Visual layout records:
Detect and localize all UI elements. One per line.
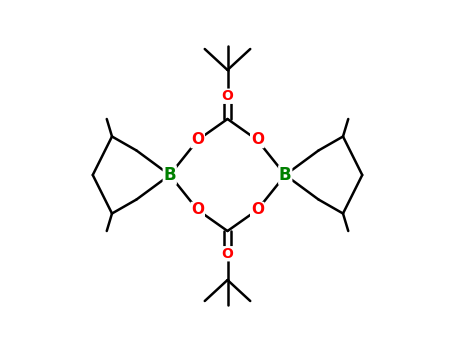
Text: O: O bbox=[251, 203, 264, 217]
Text: B: B bbox=[163, 166, 176, 184]
Text: O: O bbox=[191, 203, 204, 217]
Text: O: O bbox=[222, 247, 233, 261]
Text: O: O bbox=[222, 89, 233, 103]
Text: B: B bbox=[279, 166, 292, 184]
Text: O: O bbox=[251, 133, 264, 147]
Text: O: O bbox=[191, 133, 204, 147]
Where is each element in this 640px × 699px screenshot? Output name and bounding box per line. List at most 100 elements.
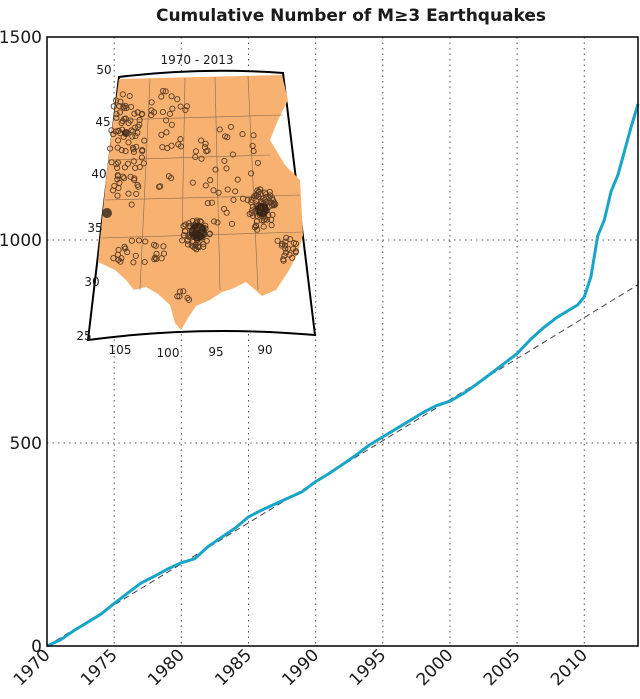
earthquake-marker <box>121 164 128 171</box>
earthquake-marker <box>248 170 255 177</box>
earthquake-marker <box>107 145 114 152</box>
plot-frame <box>46 36 639 647</box>
earthquake-marker <box>127 103 135 110</box>
inset-lat-label: 45 <box>95 115 110 129</box>
earthquake-marker <box>113 111 120 118</box>
earthquake-cluster <box>122 129 130 137</box>
earthquake-marker <box>134 129 141 136</box>
earthquake-marker <box>289 254 296 261</box>
earthquake-marker <box>110 255 117 262</box>
inset-lon-label: 90 <box>257 343 272 357</box>
earthquake-marker <box>152 242 159 249</box>
earthquake-marker <box>224 186 231 193</box>
earthquake-marker <box>153 255 160 263</box>
earthquake-marker <box>250 148 257 155</box>
earthquake-marker <box>177 143 184 150</box>
inset-latitude-labels: 50 45 40 35 30 25 <box>76 63 111 343</box>
earthquake-marker <box>109 187 117 194</box>
earthquake-marker <box>260 217 267 224</box>
earthquake-marker <box>271 199 278 206</box>
earthquake-marker <box>244 197 251 204</box>
cumulative-series-line <box>46 103 640 648</box>
earthquake-marker <box>257 191 264 198</box>
earthquake-marker <box>139 148 146 155</box>
earthquake-marker <box>263 216 271 223</box>
earthquake-marker <box>129 133 136 140</box>
earthquake-marker <box>216 126 223 133</box>
earthquake-marker <box>116 109 124 116</box>
earthquake-marker <box>115 137 122 144</box>
earthquake-marker <box>290 245 297 252</box>
earthquake-marker <box>203 237 210 245</box>
earthquake-marker <box>182 106 189 114</box>
earthquake-marker <box>166 110 173 118</box>
x-tick-label: 1995 <box>346 645 391 690</box>
x-tick-label: 1975 <box>77 645 122 690</box>
earthquake-marker <box>185 296 193 303</box>
x-tick-label: 1980 <box>144 645 189 690</box>
earthquake-marker <box>169 105 176 112</box>
earthquake-marker <box>133 143 140 150</box>
earthquake-marker <box>230 196 237 203</box>
earthquake-marker <box>211 218 218 225</box>
earthquake-marker <box>135 237 143 244</box>
earthquake-marker <box>158 93 165 100</box>
earthquake-marker <box>140 160 147 167</box>
earthquake-marker <box>163 129 170 136</box>
earthquake-marker <box>194 243 201 250</box>
earthquake-marker <box>168 121 175 128</box>
earthquake-marker <box>250 132 257 139</box>
earthquake-marker <box>115 127 122 134</box>
y-tick-label: 1000 <box>0 231 42 251</box>
earthquake-marker <box>113 114 120 121</box>
earthquake-marker <box>114 173 122 180</box>
earthquake-marker <box>182 228 189 235</box>
earthquake-marker <box>125 139 132 146</box>
earthquake-marker <box>135 123 142 130</box>
earthquake-marker <box>254 187 261 194</box>
earthquake-marker <box>124 160 131 167</box>
earthquake-marker <box>165 173 172 180</box>
earthquake-marker <box>185 220 192 227</box>
earthquake-marker <box>108 159 115 166</box>
earthquake-marker <box>168 93 175 100</box>
earthquake-marker <box>221 157 228 164</box>
earthquake-marker <box>282 245 289 252</box>
earthquake-marker <box>176 293 183 300</box>
earthquake-marker <box>278 242 285 249</box>
earthquake-marker <box>202 182 209 189</box>
trend-line <box>46 284 639 647</box>
inset-lat-label: 40 <box>91 167 106 181</box>
earthquake-marker <box>183 103 190 110</box>
x-tick-label: 1990 <box>278 645 323 690</box>
grid <box>47 37 638 646</box>
earthquake-marker <box>128 201 135 208</box>
earthquake-marker <box>177 103 184 110</box>
earthquake-marker <box>160 250 168 257</box>
x-tick-label: 2010 <box>547 645 592 690</box>
earthquake-marker <box>113 97 120 104</box>
earthquake-marker <box>122 148 129 155</box>
earthquake-marker <box>260 223 267 230</box>
inset-lat-label: 35 <box>87 221 102 235</box>
earthquake-marker <box>224 134 231 141</box>
earthquake-marker <box>267 192 274 199</box>
x-axis: 1970 1975 1980 1985 1990 1995 2000 2005 2010 <box>10 645 592 690</box>
earthquake-cluster <box>189 223 207 241</box>
earthquake-marker <box>239 131 246 138</box>
y-tick-label: 500 <box>10 434 42 454</box>
earthquake-marker <box>229 151 236 158</box>
inset-lon-label: 105 <box>109 343 132 357</box>
earthquake-marker <box>116 179 123 186</box>
earthquake-marker <box>201 144 208 151</box>
earthquake-marker <box>203 148 210 155</box>
earthquake-marker <box>117 258 124 265</box>
x-tick-label: 2000 <box>413 645 458 690</box>
earthquake-marker <box>179 237 186 244</box>
earthquake-marker <box>202 140 209 147</box>
earthquake-marker <box>214 219 221 226</box>
earthquake-marker <box>177 136 184 143</box>
earthquake-marker <box>254 226 261 233</box>
earthquake-marker <box>119 91 126 98</box>
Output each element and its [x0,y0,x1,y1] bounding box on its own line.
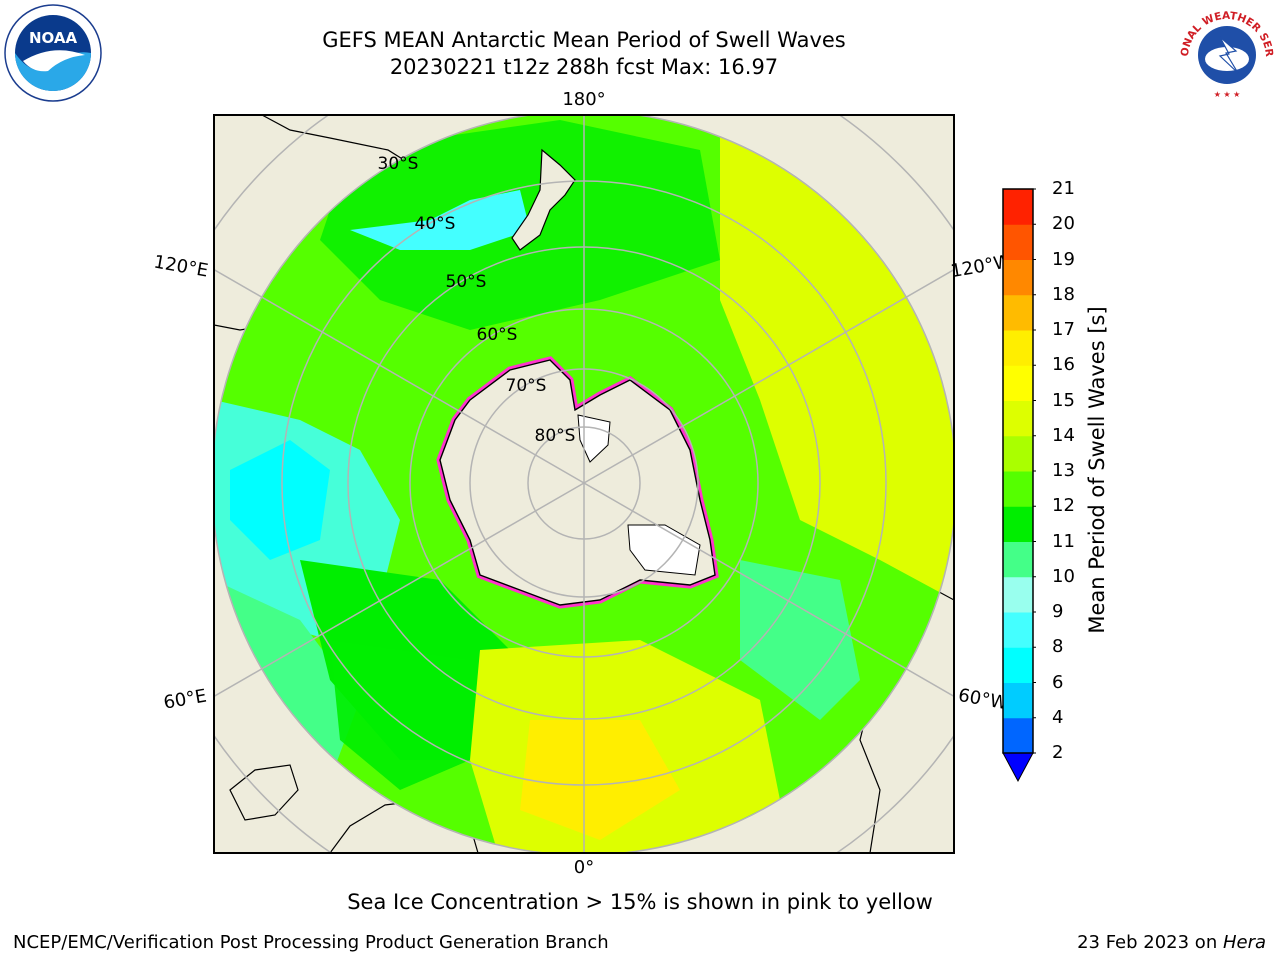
lat-label-70s: 70°S [506,376,547,396]
chart-subtitle: 20230221 t12z 288h fcst Max: 16.97 [389,55,779,79]
colorbar-cell [1003,330,1033,366]
colorbar-cell [1003,294,1033,331]
colorbar-tick-label: 10 [1052,565,1075,587]
graticule [214,115,954,853]
weddell-ice-shelf [627,524,701,576]
colorbar [1002,188,1036,783]
colorbar-tick-label: 18 [1052,283,1075,305]
colorbar-cell [1003,682,1033,719]
colorbar-cell [1003,365,1033,401]
lat-label-60s: 60°S [477,325,518,345]
colorbar-cell [1003,647,1033,683]
colorbar-tick-label: 13 [1052,460,1075,481]
swell-patch-green-e [740,560,860,720]
new-zealand-land [511,148,576,251]
chart-title: GEFS MEAN Antarctic Mean Period of Swell… [322,28,846,52]
colorbar-tick-label: 12 [1052,495,1075,517]
colorbar-cell [1003,471,1033,507]
noaa-logo-text: NOAA [29,29,78,47]
lon-label-0: 0° [574,857,594,878]
colorbar-tick-label: 15 [1052,389,1075,411]
sea-ice-caption: Sea Ice Concentration > 15% is shown in … [347,890,933,914]
swell-patch-lightcyan [230,440,330,560]
lat-label-50s: 50°S [446,272,487,292]
colorbar-tick-label: 20 [1052,213,1075,235]
map-frame [213,114,955,854]
colorbar-tick-label: 8 [1052,636,1064,658]
swell-patch-gold-s [520,720,680,840]
host-name: Hera [1222,932,1266,953]
colorbar-cell [1003,612,1033,648]
lon-label-60e: 60°E [162,685,208,713]
colorbar-tick-label: 9 [1052,601,1064,622]
colorbar-title: Mean Period of Swell Waves [s] [1085,306,1109,634]
lat-label-30s: 30°S [378,154,419,174]
colorbar-cell [1003,435,1033,472]
colorbar-tick-label: 21 [1052,178,1075,199]
colorbar-tick-label: 14 [1052,424,1075,446]
date-text: 23 Feb 2023 on Hera [1077,932,1266,953]
swell-patch-cyan-nz [350,190,530,250]
svg-text:★ ★ ★: ★ ★ ★ [1214,90,1241,99]
colorbar-cell [1003,717,1033,754]
colorbar-cell [1003,506,1033,542]
colorbar-tick-label: 17 [1052,319,1075,340]
lat-label-80s: 80°S [535,426,576,446]
colorbar-tick-label: 16 [1052,354,1075,376]
noaa-logo: NOAA [4,4,102,102]
credit-text: NCEP/EMC/Verification Post Processing Pr… [13,932,609,953]
colorbar-cell [1003,189,1033,225]
colorbar-cell [1003,400,1033,437]
colorbar-tick-label: 2 [1052,742,1064,763]
colorbar-tick-label: 4 [1052,706,1064,728]
colorbar-tick-label: 19 [1052,248,1075,270]
colorbar-cell [1003,224,1033,260]
swell-patch-green-sw [330,640,470,790]
colorbar-cell [1003,576,1033,613]
colorbar-tick-label: 11 [1052,530,1075,552]
colorbar-cell [1003,541,1033,578]
colorbar-tick-label: 6 [1052,671,1064,693]
nws-logo: NATIONAL WEATHER SERVICE ★ ★ ★ [1176,3,1275,100]
lon-label-120e: 120°E [152,251,210,281]
colorbar-cell [1003,259,1033,296]
lon-label-180: 180° [562,89,605,110]
lat-label-40s: 40°S [415,214,456,234]
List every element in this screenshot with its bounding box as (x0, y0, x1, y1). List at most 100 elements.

== GOAL ==
List every line of the records that contains the string "Period", matching case exactly.

== SOLUTION ==
chart-title: GEFS MEAN Antarctic Mean Period of Swell… [322,28,846,52]
colorbar-title: Mean Period of Swell Waves [s] [1085,306,1109,634]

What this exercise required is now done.